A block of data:

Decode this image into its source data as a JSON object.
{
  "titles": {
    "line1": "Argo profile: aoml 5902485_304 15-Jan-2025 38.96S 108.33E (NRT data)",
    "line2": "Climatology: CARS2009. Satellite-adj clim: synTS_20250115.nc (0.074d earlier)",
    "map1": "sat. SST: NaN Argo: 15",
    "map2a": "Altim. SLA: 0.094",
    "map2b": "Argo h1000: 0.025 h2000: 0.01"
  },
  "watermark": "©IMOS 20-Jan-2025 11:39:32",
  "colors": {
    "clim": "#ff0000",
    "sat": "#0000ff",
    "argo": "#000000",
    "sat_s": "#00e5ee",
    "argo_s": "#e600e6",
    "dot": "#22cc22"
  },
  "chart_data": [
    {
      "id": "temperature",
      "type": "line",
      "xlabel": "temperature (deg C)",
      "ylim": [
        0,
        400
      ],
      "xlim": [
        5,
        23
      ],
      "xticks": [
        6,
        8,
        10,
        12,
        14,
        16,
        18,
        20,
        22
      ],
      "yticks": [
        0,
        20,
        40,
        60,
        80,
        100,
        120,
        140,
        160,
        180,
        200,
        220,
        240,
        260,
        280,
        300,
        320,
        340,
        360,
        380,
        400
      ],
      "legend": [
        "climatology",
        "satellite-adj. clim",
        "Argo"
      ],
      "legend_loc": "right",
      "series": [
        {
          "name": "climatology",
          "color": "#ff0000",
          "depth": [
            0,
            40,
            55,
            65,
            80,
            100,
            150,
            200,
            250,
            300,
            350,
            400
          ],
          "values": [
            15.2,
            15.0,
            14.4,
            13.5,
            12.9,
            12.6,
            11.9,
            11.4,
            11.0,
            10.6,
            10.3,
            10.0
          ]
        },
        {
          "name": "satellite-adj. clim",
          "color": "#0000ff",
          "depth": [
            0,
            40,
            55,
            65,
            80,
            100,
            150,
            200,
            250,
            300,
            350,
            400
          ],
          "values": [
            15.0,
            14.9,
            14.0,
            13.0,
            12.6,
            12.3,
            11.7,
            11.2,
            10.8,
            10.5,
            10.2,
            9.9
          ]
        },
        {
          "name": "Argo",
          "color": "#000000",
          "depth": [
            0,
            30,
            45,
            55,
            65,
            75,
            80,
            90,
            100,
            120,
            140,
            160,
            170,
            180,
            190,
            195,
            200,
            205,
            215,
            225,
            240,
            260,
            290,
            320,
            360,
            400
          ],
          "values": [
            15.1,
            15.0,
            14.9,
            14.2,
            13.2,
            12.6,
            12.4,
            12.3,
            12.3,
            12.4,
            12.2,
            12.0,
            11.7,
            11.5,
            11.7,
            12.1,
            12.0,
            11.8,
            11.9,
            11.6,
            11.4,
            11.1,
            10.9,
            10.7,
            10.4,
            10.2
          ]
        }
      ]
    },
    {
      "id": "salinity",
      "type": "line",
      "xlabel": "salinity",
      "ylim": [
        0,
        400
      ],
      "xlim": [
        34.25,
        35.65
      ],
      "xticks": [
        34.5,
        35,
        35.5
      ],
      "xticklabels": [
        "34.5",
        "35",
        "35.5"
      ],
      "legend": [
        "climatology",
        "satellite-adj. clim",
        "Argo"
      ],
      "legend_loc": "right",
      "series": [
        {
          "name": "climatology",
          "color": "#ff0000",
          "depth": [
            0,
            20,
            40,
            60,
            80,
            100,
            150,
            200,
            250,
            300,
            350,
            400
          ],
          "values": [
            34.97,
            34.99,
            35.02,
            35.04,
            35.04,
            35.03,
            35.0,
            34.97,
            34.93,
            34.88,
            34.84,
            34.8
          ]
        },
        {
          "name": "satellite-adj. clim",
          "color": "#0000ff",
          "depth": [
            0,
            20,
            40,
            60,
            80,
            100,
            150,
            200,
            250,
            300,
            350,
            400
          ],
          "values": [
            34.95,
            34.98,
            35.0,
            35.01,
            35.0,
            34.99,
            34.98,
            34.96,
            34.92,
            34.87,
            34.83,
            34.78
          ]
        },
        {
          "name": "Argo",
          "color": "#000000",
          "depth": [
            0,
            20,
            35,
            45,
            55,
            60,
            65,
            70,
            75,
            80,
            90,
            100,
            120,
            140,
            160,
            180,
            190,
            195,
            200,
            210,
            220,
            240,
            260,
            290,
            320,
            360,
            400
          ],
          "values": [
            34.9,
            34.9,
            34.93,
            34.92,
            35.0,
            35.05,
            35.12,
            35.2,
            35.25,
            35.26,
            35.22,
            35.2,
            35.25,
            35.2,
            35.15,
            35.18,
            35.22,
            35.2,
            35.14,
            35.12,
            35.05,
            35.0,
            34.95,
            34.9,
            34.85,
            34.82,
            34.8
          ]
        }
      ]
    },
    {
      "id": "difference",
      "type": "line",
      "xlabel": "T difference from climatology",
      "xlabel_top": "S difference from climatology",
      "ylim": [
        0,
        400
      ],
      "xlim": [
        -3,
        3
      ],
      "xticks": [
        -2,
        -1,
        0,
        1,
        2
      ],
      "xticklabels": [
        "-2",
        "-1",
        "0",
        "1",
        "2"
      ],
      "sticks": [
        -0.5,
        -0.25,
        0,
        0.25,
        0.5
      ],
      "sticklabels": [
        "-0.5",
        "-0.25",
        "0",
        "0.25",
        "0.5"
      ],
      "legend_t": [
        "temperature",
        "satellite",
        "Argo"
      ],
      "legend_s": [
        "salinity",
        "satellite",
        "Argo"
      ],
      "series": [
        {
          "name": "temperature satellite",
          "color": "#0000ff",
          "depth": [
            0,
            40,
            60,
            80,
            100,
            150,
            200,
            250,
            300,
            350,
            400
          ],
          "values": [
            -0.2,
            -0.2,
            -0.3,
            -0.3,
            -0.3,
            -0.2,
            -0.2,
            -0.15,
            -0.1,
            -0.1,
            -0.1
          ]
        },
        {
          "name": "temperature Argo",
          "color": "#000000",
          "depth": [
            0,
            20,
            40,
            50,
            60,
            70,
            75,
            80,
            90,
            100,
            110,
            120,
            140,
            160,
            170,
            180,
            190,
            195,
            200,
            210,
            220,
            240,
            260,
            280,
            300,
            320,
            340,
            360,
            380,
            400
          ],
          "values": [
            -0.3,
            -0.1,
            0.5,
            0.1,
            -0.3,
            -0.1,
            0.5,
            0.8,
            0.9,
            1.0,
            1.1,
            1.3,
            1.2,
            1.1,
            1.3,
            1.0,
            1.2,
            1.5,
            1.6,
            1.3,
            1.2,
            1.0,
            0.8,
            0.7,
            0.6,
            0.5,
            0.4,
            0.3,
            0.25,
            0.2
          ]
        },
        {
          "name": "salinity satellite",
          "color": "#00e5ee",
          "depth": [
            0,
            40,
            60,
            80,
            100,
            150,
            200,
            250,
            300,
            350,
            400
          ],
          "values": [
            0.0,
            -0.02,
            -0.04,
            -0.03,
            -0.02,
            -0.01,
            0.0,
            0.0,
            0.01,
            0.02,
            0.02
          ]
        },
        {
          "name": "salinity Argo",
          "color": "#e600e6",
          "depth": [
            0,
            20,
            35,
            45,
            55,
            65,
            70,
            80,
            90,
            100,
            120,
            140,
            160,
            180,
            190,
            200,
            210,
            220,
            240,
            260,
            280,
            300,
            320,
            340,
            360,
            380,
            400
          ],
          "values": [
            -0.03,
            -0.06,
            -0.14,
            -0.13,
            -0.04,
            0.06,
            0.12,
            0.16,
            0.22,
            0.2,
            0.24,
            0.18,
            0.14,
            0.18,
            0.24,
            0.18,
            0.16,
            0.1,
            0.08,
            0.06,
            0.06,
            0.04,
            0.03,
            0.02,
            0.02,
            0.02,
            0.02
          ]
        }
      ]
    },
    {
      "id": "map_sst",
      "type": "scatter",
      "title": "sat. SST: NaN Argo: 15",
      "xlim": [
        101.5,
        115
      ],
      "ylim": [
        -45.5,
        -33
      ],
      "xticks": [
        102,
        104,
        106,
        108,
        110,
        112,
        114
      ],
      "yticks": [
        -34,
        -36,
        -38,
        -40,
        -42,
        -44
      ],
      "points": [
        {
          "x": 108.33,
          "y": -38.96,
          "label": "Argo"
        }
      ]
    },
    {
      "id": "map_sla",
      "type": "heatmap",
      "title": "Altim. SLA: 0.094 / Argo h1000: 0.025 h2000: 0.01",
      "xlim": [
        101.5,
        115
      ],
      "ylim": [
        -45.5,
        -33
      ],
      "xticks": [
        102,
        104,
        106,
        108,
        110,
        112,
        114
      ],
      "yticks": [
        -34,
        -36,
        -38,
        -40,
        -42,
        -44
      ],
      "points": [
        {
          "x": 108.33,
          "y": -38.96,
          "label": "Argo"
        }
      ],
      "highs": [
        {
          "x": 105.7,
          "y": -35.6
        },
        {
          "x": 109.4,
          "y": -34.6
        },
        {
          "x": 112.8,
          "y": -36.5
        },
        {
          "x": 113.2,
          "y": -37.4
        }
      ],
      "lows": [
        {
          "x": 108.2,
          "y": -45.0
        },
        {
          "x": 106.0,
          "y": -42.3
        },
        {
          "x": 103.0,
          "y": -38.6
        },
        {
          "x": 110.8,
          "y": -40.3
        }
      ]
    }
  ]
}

▶ _GOAL OF THE EXERCISE_
Tally up the lines of the listing containing the word "difference". Give only the total.

▶ _COMPLETE OUTPUT_
3